*What you should do*.
Pick out the lines in the listing below that contain the word "SHALL" and copy them.

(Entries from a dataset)
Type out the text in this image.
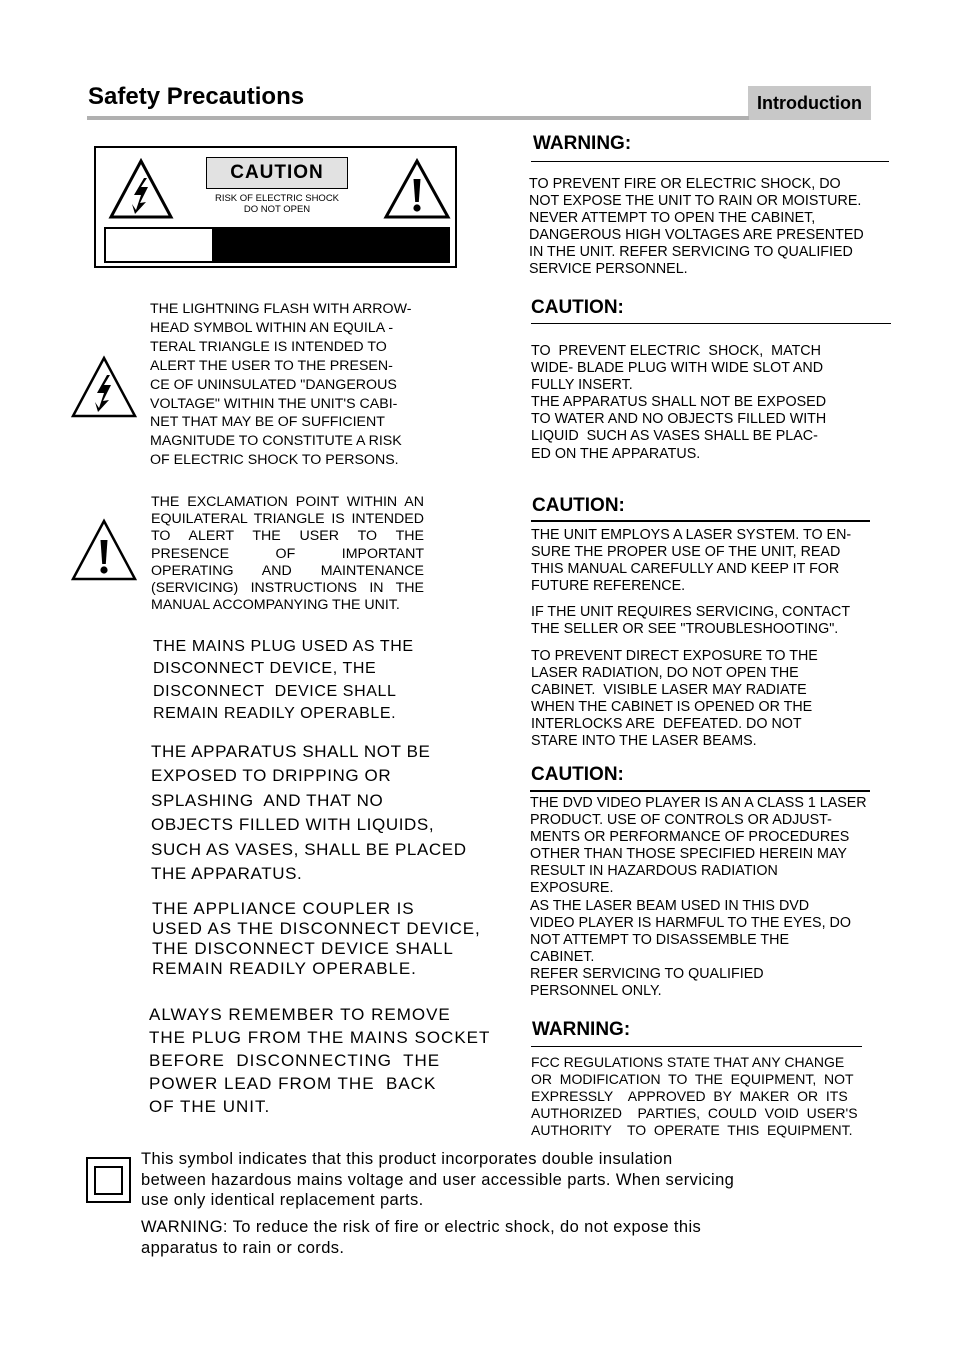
Safety Precautions	Introduction
CAUTION
RISK OF ELECTRIC SHOCK
DO NOT OPEN
THE LIGHTNING FLASH WITH ARROW-
HEAD SYMBOL WITHIN AN EQUILA -
TERAL TRIANGLE IS INTENDED TO
ALERT THE USER TO THE PRESEN-
CE OF UNINSULATED "DANGEROUS
VOLTAGE" WITHIN THE UNIT'S CABI-
NET THAT MAY BE OF SUFFICIENT
MAGNITUDE TO CONSTITUTE A RISK
OF ELECTRIC SHOCK TO PERSONS.
THE EXCLAMATION POINT WITHIN AN EQUILATERAL TRIANGLE IS INTENDED TO ALERT THE USER TO THE PRESENCE OF IMPORTANT OPERATING AND MAINTENANCE (SERVICING) INSTRUCTIONS IN THE MANUAL ACCOMPANYING THE UNIT.
THE MAINS PLUG USED AS THE
DISCONNECT DEVICE, THE
DISCONNECT  DEVICE SHALL
REMAIN READILY OPERABLE.
THE APPARATUS SHALL NOT BE
EXPOSED TO DRIPPING OR
SPLASHING  AND THAT NO
OBJECTS FILLED WITH LIQUIDS,
SUCH AS VASES, SHALL BE PLACED
THE APPARATUS.
THE APPLIANCE COUPLER IS
USED AS THE DISCONNECT DEVICE,
THE DISCONNECT DEVICE SHALL
REMAIN READILY OPERABLE.
ALWAYS REMEMBER TO REMOVE
THE PLUG FROM THE MAINS SOCKET
BEFORE  DISCONNECTING  THE
POWER LEAD FROM THE  BACK
OF THE UNIT.
WARNING:
TO PREVENT FIRE OR ELECTRIC SHOCK, DO
NOT EXPOSE THE UNIT TO RAIN OR MOISTURE.
NEVER ATTEMPT TO OPEN THE CABINET,
DANGEROUS HIGH VOLTAGES ARE PRESENTED
IN THE UNIT. REFER SERVICING TO QUALIFIED
SERVICE PERSONNEL.
CAUTION:
TO  PREVENT ELECTRIC  SHOCK,  MATCH
WIDE- BLADE PLUG WITH WIDE SLOT AND
FULLY INSERT.
THE APPARATUS SHALL NOT BE EXPOSED
TO WATER AND NO OBJECTS FILLED WITH
LIQUID  SUCH AS VASES SHALL BE PLAC-
ED ON THE APPARATUS.
CAUTION:
THE UNIT EMPLOYS A LASER SYSTEM. TO EN-
SURE THE PROPER USE OF THE UNIT, READ
THIS MANUAL CAREFULLY AND KEEP IT FOR
FUTURE REFERENCE.
IF THE UNIT REQUIRES SERVICING, CONTACT
THE SELLER OR SEE "TROUBLESHOOTING".
TO PREVENT DIRECT EXPOSURE TO THE
LASER RADIATION, DO NOT OPEN THE
CABINET.  VISIBLE LASER MAY RADIATE
WHEN THE CABINET IS OPENED OR THE
INTERLOCKS ARE  DEFEATED. DO NOT
STARE INTO THE LASER BEAMS.
CAUTION:
THE DVD VIDEO PLAYER IS AN A CLASS 1 LASER
PRODUCT. USE OF CONTROLS OR ADJUST-
MENTS OR PERFORMANCE OF PROCEDURES
OTHER THAN THOSE SPECIFIED HEREIN MAY
RESULT IN HAZARDOUS RADIATION
EXPOSURE.
AS THE LASER BEAM USED IN THIS DVD
VIDEO PLAYER IS HARMFUL TO THE EYES, DO
NOT ATTEMPT TO DISASSEMBLE THE
CABINET.
REFER SERVICING TO QUALIFIED
PERSONNEL ONLY.
WARNING:
FCC REGULATIONS STATE THAT ANY CHANGE
OR  MODIFICATION  TO  THE  EQUIPMENT,  NOT
EXPRESSLY    APPROVED  BY  MAKER  OR  ITS
AUTHORIZED    PARTIES,  COULD  VOID  USER'S
AUTHORITY    TO  OPERATE  THIS  EQUIPMENT.
This symbol indicates that this product incorporates double insulation
between hazardous mains voltage and user accessible parts. When servicing
use only identical replacement parts.
WARNING: To reduce the risk of fire or electric shock, do not expose this
apparatus to rain or cords.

*Task answer*.
DISCONNECT  DEVICE SHALL
THE APPARATUS SHALL NOT BE
SUCH AS VASES, SHALL BE PLACED
THE DISCONNECT DEVICE SHALL
THE APPARATUS SHALL NOT BE EXPOSED
LIQUID  SUCH AS VASES SHALL BE PLAC-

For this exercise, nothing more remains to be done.